**LISTING**:
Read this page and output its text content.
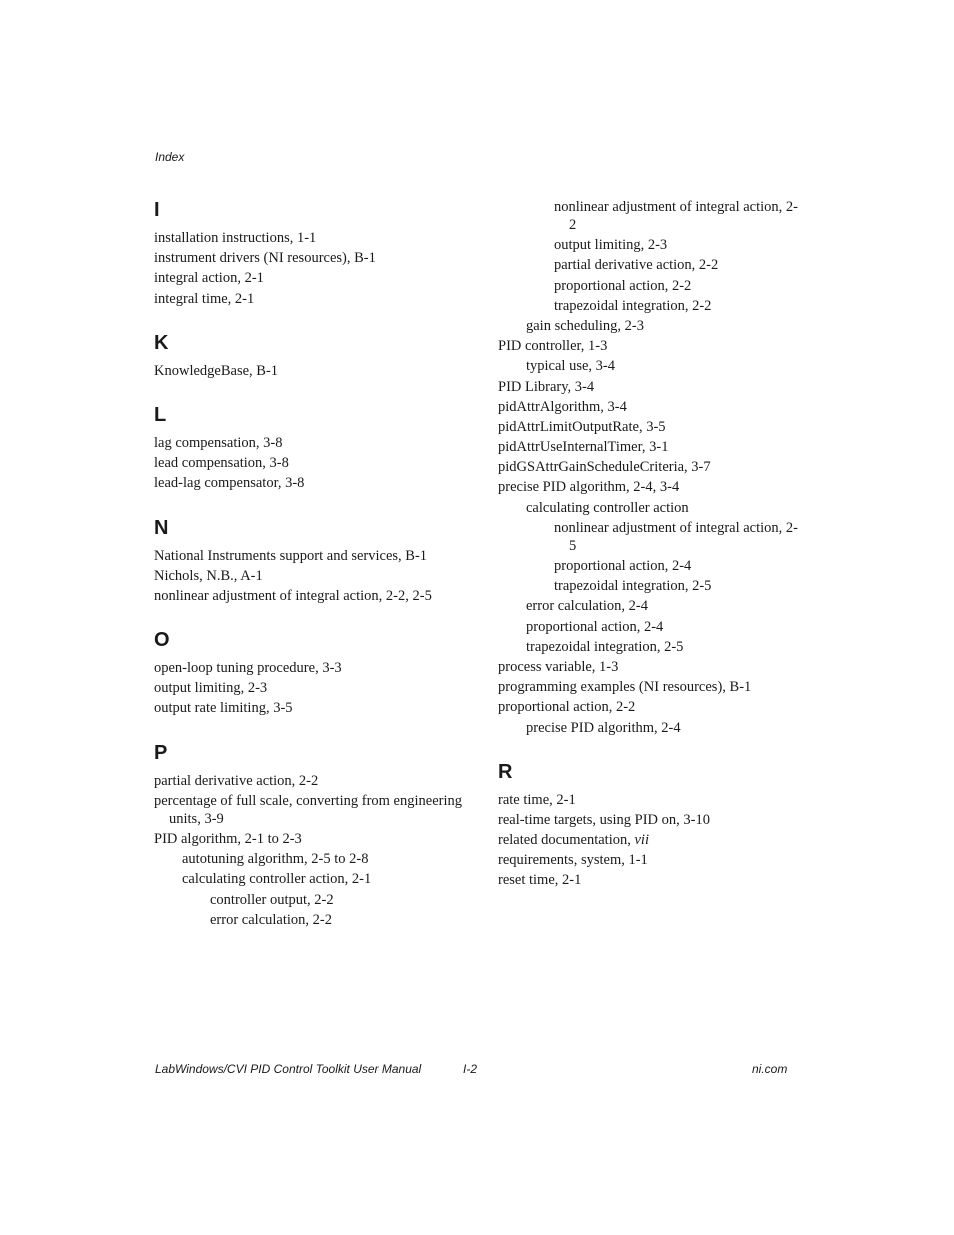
Index
I
installation instructions, 1-1
instrument drivers (NI resources), B-1
integral action, 2-1
integral time, 2-1
K
KnowledgeBase, B-1
L
lag compensation, 3-8
lead compensation, 3-8
lead-lag compensator, 3-8
N
National Instruments support and services, B-1
Nichols, N.B., A-1
nonlinear adjustment of integral action, 2-2, 2-5
O
open-loop tuning procedure, 3-3
output limiting, 2-3
output rate limiting, 3-5
P
partial derivative action, 2-2
percentage of full scale, converting from engineering units, 3-9
PID algorithm, 2-1 to 2-3
autotuning algorithm, 2-5 to 2-8
calculating controller action, 2-1
controller output, 2-2
error calculation, 2-2
nonlinear adjustment of integral action, 2-2
output limiting, 2-3
partial derivative action, 2-2
proportional action, 2-2
trapezoidal integration, 2-2
gain scheduling, 2-3
PID controller, 1-3
typical use, 3-4
PID Library, 3-4
pidAttrAlgorithm, 3-4
pidAttrLimitOutputRate, 3-5
pidAttrUseInternalTimer, 3-1
pidGSAttrGainScheduleCriteria, 3-7
precise PID algorithm, 2-4, 3-4
calculating controller action
nonlinear adjustment of integral action, 2-5
proportional action, 2-4
trapezoidal integration, 2-5
error calculation, 2-4
proportional action, 2-4
trapezoidal integration, 2-5
process variable, 1-3
programming examples (NI resources), B-1
proportional action, 2-2
precise PID algorithm, 2-4
R
rate time, 2-1
real-time targets, using PID on, 3-10
related documentation, vii
requirements, system, 1-1
reset time, 2-1
LabWindows/CVI PID Control Toolkit User Manual	I-2	ni.com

**REQUIRED WORK**:
Write every entry out again exactly, dropping the pictures.

**ANSWER TO THE PROBLEM**:
Read this page and output its text content.
Index
I
installation instructions, 1-1
instrument drivers (NI resources), B-1
integral action, 2-1
integral time, 2-1
K
KnowledgeBase, B-1
L
lag compensation, 3-8
lead compensation, 3-8
lead-lag compensator, 3-8
N
National Instruments support and services, B-1
Nichols, N.B., A-1
nonlinear adjustment of integral action, 2-2, 2-5
O
open-loop tuning procedure, 3-3
output limiting, 2-3
output rate limiting, 3-5
P
partial derivative action, 2-2
percentage of full scale, converting from engineering units, 3-9
PID algorithm, 2-1 to 2-3
autotuning algorithm, 2-5 to 2-8
calculating controller action, 2-1
controller output, 2-2
error calculation, 2-2
nonlinear adjustment of integral action, 2-2
output limiting, 2-3
partial derivative action, 2-2
proportional action, 2-2
trapezoidal integration, 2-2
gain scheduling, 2-3
PID controller, 1-3
typical use, 3-4
PID Library, 3-4
pidAttrAlgorithm, 3-4
pidAttrLimitOutputRate, 3-5
pidAttrUseInternalTimer, 3-1
pidGSAttrGainScheduleCriteria, 3-7
precise PID algorithm, 2-4, 3-4
calculating controller action
nonlinear adjustment of integral action, 2-5
proportional action, 2-4
trapezoidal integration, 2-5
error calculation, 2-4
proportional action, 2-4
trapezoidal integration, 2-5
process variable, 1-3
programming examples (NI resources), B-1
proportional action, 2-2
precise PID algorithm, 2-4
R
rate time, 2-1
real-time targets, using PID on, 3-10
related documentation, vii
requirements, system, 1-1
reset time, 2-1
LabWindows/CVI PID Control Toolkit User Manual	I-2	ni.com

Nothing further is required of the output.